— Start Provided data —
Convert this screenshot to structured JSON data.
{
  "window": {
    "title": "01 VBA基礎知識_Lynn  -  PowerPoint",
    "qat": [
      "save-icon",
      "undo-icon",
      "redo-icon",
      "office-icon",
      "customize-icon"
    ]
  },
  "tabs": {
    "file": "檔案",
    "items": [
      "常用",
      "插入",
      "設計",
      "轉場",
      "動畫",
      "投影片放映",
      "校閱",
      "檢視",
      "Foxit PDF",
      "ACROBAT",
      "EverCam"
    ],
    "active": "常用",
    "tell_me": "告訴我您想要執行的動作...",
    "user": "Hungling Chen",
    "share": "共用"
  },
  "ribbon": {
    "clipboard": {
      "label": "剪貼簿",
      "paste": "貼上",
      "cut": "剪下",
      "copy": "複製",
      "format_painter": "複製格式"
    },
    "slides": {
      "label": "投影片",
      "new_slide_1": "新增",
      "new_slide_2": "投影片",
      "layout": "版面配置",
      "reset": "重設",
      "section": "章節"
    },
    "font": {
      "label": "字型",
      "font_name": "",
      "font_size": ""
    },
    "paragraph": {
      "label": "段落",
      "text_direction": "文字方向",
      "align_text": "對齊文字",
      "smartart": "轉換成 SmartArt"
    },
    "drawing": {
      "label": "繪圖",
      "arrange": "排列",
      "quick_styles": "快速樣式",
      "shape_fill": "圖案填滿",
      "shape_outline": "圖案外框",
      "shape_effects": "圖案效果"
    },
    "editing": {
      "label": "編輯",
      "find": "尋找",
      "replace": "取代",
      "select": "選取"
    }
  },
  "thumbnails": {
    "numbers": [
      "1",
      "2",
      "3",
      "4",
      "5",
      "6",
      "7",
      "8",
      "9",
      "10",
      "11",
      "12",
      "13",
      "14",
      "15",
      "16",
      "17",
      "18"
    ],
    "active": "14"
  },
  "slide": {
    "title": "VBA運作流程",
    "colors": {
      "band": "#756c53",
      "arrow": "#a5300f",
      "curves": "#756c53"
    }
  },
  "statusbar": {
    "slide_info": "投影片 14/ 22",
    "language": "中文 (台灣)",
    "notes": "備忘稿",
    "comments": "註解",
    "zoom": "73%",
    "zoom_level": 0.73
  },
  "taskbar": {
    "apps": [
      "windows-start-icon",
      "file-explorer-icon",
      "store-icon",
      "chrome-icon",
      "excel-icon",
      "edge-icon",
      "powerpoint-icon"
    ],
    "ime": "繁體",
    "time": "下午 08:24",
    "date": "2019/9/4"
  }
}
— End Provided data —
*Exercise directions*: In the entries above, identify each line that includes the string "label", then copy it.

*Written answer*:
      "label": "剪貼簿",
      "label": "投影片",
      "label": "字型",
      "label": "段落",
      "label": "繪圖",
      "label": "編輯",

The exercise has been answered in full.